▼▼▼
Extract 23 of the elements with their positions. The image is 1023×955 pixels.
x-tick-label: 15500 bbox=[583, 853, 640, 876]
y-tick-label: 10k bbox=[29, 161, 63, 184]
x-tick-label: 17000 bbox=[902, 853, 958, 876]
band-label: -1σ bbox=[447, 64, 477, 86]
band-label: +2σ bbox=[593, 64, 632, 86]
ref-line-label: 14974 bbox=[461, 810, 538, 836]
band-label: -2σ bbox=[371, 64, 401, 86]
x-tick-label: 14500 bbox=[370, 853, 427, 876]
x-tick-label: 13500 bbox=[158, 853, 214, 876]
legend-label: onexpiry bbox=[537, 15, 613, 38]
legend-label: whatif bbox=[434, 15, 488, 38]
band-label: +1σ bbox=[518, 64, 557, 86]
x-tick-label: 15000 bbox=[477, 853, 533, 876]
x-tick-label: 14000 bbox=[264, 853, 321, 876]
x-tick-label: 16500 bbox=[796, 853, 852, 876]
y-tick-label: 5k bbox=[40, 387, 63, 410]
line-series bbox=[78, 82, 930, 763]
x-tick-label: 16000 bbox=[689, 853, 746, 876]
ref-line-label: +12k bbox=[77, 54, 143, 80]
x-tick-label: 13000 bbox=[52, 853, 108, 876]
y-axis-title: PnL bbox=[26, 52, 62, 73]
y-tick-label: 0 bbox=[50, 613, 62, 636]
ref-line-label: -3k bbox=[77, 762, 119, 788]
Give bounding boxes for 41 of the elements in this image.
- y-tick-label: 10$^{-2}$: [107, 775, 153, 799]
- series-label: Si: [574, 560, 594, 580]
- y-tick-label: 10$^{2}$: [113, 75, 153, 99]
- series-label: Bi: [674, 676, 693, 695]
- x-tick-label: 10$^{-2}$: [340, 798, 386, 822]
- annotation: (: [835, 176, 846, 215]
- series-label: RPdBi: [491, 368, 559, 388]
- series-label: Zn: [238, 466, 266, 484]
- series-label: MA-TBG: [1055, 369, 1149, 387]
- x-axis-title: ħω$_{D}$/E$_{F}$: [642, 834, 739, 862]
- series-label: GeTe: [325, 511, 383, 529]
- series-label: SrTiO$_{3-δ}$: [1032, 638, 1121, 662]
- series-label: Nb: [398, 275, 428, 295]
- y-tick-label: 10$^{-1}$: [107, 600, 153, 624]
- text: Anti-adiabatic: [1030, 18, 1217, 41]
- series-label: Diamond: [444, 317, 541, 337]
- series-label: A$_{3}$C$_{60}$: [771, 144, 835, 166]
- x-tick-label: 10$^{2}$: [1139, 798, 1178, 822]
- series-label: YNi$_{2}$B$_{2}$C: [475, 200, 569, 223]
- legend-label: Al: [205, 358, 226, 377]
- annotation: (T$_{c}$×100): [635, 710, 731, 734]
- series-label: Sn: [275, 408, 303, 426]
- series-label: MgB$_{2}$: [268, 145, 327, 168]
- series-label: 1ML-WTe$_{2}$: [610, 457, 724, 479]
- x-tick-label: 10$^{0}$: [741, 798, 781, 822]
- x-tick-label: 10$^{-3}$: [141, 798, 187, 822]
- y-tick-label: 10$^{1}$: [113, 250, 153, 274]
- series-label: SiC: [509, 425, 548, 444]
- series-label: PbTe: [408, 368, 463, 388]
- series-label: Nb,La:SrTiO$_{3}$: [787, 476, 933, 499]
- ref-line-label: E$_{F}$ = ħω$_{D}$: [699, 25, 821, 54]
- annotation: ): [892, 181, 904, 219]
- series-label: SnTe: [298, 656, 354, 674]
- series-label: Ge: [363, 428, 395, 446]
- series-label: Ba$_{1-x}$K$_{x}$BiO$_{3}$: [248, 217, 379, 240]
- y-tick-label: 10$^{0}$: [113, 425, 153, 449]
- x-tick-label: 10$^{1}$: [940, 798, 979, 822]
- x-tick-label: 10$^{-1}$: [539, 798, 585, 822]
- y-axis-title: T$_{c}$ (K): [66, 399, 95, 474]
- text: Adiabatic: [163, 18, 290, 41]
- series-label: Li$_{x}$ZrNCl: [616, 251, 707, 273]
▲▲▲
Stated problem:
Rewrite every entry above with "elements" swapped for "components", leaving the rest unchanged.

Problem solution:
Extract 23 of the components with their positions. The image is 1023×955 pixels.
x-tick-label: 15500 bbox=[583, 853, 640, 876]
y-tick-label: 10k bbox=[29, 161, 63, 184]
x-tick-label: 17000 bbox=[902, 853, 958, 876]
band-label: -1σ bbox=[447, 64, 477, 86]
band-label: +2σ bbox=[593, 64, 632, 86]
ref-line-label: 14974 bbox=[461, 810, 538, 836]
band-label: -2σ bbox=[371, 64, 401, 86]
x-tick-label: 14500 bbox=[370, 853, 427, 876]
x-tick-label: 13500 bbox=[158, 853, 214, 876]
legend-label: onexpiry bbox=[537, 15, 613, 38]
legend-label: whatif bbox=[434, 15, 488, 38]
band-label: +1σ bbox=[518, 64, 557, 86]
x-tick-label: 15000 bbox=[477, 853, 533, 876]
x-tick-label: 14000 bbox=[264, 853, 321, 876]
x-tick-label: 16500 bbox=[796, 853, 852, 876]
y-tick-label: 5k bbox=[40, 387, 63, 410]
line-series bbox=[78, 82, 930, 763]
x-tick-label: 16000 bbox=[689, 853, 746, 876]
ref-line-label: +12k bbox=[77, 54, 143, 80]
x-tick-label: 13000 bbox=[52, 853, 108, 876]
y-axis-title: PnL bbox=[26, 52, 62, 73]
y-tick-label: 0 bbox=[50, 613, 62, 636]
ref-line-label: -3k bbox=[77, 762, 119, 788]
Give bounding boxes for 41 of the components in this image.
- y-tick-label: 10$^{-2}$: [107, 775, 153, 799]
- series-label: Si: [574, 560, 594, 580]
- y-tick-label: 10$^{2}$: [113, 75, 153, 99]
- series-label: Bi: [674, 676, 693, 695]
- x-tick-label: 10$^{-2}$: [340, 798, 386, 822]
- annotation: (: [835, 176, 846, 215]
- series-label: RPdBi: [491, 368, 559, 388]
- series-label: Zn: [238, 466, 266, 484]
- series-label: MA-TBG: [1055, 369, 1149, 387]
- x-axis-title: ħω$_{D}$/E$_{F}$: [642, 834, 739, 862]
- series-label: GeTe: [325, 511, 383, 529]
- series-label: SrTiO$_{3-δ}$: [1032, 638, 1121, 662]
- series-label: Nb: [398, 275, 428, 295]
- y-tick-label: 10$^{-1}$: [107, 600, 153, 624]
- text: Anti-adiabatic: [1030, 18, 1217, 41]
- series-label: Diamond: [444, 317, 541, 337]
- series-label: A$_{3}$C$_{60}$: [771, 144, 835, 166]
- x-tick-label: 10$^{2}$: [1139, 798, 1178, 822]
- series-label: YNi$_{2}$B$_{2}$C: [475, 200, 569, 223]
- legend-label: Al: [205, 358, 226, 377]
- annotation: (T$_{c}$×100): [635, 710, 731, 734]
- series-label: Sn: [275, 408, 303, 426]
- series-label: MgB$_{2}$: [268, 145, 327, 168]
- series-label: 1ML-WTe$_{2}$: [610, 457, 724, 479]
- x-tick-label: 10$^{0}$: [741, 798, 781, 822]
- x-tick-label: 10$^{-3}$: [141, 798, 187, 822]
- y-tick-label: 10$^{1}$: [113, 250, 153, 274]
- series-label: SiC: [509, 425, 548, 444]
- series-label: PbTe: [408, 368, 463, 388]
- series-label: Nb,La:SrTiO$_{3}$: [787, 476, 933, 499]
- ref-line-label: E$_{F}$ = ħω$_{D}$: [699, 25, 821, 54]
- annotation: ): [892, 181, 904, 219]
- series-label: SnTe: [298, 656, 354, 674]
- series-label: Ge: [363, 428, 395, 446]
- series-label: Ba$_{1-x}$K$_{x}$BiO$_{3}$: [248, 217, 379, 240]
- y-tick-label: 10$^{0}$: [113, 425, 153, 449]
- x-tick-label: 10$^{1}$: [940, 798, 979, 822]
- x-tick-label: 10$^{-1}$: [539, 798, 585, 822]
- y-axis-title: T$_{c}$ (K): [66, 399, 95, 474]
- text: Adiabatic: [163, 18, 290, 41]
- series-label: Li$_{x}$ZrNCl: [616, 251, 707, 273]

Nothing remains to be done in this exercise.